**What you should do**.
Retype exactly the lines from the line with "Output a JSON" to the end of the data, keeping both boundary lines.

**Records for this exercise**.

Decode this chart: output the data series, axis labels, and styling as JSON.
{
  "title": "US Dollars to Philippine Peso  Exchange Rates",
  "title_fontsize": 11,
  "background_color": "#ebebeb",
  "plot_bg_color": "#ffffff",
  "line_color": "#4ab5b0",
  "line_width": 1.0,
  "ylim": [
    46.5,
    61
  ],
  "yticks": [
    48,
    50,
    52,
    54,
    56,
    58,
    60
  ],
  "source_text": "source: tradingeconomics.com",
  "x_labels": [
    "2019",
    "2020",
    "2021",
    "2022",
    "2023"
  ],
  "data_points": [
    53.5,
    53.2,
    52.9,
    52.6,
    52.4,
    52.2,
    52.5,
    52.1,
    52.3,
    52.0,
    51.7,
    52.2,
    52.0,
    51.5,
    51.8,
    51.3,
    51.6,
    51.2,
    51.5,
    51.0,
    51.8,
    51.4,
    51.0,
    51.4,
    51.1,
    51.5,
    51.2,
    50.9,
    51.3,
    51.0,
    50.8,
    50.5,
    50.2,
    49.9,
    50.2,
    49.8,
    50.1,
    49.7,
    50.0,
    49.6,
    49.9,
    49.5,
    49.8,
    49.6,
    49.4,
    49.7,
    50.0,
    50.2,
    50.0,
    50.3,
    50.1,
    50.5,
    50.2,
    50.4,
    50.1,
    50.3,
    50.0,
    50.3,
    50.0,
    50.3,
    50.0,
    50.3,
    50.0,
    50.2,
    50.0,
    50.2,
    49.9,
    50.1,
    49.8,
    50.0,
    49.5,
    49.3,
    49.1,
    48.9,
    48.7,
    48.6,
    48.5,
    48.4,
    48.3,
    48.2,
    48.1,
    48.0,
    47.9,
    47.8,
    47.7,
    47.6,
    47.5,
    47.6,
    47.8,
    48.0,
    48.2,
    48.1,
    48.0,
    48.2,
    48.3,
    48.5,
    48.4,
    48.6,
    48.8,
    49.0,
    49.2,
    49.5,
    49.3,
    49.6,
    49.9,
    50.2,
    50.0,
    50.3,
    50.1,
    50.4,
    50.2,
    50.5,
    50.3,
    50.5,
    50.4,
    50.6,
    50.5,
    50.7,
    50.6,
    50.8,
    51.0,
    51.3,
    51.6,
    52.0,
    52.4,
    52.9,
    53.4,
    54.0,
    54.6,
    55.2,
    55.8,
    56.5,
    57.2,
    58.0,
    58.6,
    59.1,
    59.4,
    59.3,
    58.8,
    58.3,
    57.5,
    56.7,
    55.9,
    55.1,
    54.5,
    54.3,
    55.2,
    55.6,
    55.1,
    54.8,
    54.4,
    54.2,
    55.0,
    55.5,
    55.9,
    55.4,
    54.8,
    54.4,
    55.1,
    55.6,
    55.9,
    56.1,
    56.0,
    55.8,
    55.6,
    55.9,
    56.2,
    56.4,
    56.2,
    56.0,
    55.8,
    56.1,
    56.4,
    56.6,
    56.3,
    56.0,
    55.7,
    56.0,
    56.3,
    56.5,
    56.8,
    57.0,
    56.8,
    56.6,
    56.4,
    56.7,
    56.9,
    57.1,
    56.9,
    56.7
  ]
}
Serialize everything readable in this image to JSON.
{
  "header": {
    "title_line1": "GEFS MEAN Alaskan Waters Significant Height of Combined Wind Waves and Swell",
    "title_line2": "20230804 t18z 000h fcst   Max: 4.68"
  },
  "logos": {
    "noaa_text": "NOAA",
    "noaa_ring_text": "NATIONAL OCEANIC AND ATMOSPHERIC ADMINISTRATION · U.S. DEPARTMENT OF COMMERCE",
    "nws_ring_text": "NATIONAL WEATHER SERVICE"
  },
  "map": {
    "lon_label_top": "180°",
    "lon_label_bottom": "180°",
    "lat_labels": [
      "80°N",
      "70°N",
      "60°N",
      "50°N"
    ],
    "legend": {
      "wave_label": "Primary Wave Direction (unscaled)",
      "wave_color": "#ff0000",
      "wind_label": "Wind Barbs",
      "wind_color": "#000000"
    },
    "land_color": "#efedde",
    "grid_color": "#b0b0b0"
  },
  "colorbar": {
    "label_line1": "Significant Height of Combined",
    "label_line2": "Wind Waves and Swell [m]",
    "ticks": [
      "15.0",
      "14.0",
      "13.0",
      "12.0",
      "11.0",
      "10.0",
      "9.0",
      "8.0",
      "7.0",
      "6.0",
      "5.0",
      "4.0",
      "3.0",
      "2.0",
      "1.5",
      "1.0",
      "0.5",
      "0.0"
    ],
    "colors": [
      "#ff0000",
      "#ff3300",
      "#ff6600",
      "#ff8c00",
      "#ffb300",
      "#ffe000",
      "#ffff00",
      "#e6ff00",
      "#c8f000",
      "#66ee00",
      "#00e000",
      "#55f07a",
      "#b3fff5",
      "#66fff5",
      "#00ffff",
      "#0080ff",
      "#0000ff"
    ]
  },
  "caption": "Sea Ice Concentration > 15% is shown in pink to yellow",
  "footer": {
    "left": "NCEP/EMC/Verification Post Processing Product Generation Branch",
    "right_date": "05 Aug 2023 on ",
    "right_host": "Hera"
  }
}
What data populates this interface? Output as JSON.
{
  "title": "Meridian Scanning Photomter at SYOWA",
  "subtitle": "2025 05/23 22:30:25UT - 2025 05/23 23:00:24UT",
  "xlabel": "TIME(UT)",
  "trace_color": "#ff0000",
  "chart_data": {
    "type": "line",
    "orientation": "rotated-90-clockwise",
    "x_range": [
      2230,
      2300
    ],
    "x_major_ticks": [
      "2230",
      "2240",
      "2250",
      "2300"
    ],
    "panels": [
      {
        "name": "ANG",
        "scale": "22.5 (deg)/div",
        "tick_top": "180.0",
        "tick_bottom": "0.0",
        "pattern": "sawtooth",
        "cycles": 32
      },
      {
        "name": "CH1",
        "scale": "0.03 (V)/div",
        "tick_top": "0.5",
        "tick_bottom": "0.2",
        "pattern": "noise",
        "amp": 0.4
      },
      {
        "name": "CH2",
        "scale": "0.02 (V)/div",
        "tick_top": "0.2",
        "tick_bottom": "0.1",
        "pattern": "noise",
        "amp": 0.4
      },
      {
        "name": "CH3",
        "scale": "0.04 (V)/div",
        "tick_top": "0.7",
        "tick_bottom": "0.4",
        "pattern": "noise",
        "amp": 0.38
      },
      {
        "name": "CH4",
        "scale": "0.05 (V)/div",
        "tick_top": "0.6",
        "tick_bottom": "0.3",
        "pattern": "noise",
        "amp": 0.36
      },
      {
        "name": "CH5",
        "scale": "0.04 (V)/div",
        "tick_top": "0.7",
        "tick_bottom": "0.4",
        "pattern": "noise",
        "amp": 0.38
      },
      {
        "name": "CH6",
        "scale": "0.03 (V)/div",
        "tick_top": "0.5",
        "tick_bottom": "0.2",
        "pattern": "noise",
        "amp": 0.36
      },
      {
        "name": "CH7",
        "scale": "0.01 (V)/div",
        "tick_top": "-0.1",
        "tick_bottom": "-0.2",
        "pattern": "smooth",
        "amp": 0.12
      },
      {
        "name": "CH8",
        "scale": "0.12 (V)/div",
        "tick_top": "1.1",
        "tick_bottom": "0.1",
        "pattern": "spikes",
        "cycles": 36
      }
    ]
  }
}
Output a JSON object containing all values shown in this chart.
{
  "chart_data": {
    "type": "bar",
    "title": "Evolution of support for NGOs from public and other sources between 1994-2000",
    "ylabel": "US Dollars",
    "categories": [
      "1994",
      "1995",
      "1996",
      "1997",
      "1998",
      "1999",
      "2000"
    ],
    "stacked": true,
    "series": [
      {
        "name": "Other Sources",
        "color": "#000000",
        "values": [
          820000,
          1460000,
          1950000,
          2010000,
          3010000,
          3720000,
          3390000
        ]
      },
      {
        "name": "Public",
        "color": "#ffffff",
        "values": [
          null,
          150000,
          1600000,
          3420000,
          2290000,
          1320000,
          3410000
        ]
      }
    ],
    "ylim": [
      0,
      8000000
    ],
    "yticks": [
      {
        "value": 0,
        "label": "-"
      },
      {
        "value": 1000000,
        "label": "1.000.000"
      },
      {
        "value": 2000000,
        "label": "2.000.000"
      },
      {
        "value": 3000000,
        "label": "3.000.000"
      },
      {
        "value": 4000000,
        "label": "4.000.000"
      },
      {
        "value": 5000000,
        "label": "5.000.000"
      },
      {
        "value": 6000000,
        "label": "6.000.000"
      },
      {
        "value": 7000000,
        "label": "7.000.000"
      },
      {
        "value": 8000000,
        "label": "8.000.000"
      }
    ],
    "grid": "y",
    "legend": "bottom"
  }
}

**Full response**.
Output a JSON object containing all values shown in this chart.
{
  "chart_data": {
    "type": "bar",
    "title": "Evolution of support for NGOs from public and other sources between 1994-2000",
    "ylabel": "US Dollars",
    "categories": [
      "1994",
      "1995",
      "1996",
      "1997",
      "1998",
      "1999",
      "2000"
    ],
    "stacked": true,
    "series": [
      {
        "name": "Other Sources",
        "color": "#000000",
        "values": [
          820000,
          1460000,
          1950000,
          2010000,
          3010000,
          3720000,
          3390000
        ]
      },
      {
        "name": "Public",
        "color": "#ffffff",
        "values": [
          null,
          150000,
          1600000,
          3420000,
          2290000,
          1320000,
          3410000
        ]
      }
    ],
    "ylim": [
      0,
      8000000
    ],
    "yticks": [
      {
        "value": 0,
        "label": "-"
      },
      {
        "value": 1000000,
        "label": "1.000.000"
      },
      {
        "value": 2000000,
        "label": "2.000.000"
      },
      {
        "value": 3000000,
        "label": "3.000.000"
      },
      {
        "value": 4000000,
        "label": "4.000.000"
      },
      {
        "value": 5000000,
        "label": "5.000.000"
      },
      {
        "value": 6000000,
        "label": "6.000.000"
      },
      {
        "value": 7000000,
        "label": "7.000.000"
      },
      {
        "value": 8000000,
        "label": "8.000.000"
      }
    ],
    "grid": "y",
    "legend": "bottom"
  }
}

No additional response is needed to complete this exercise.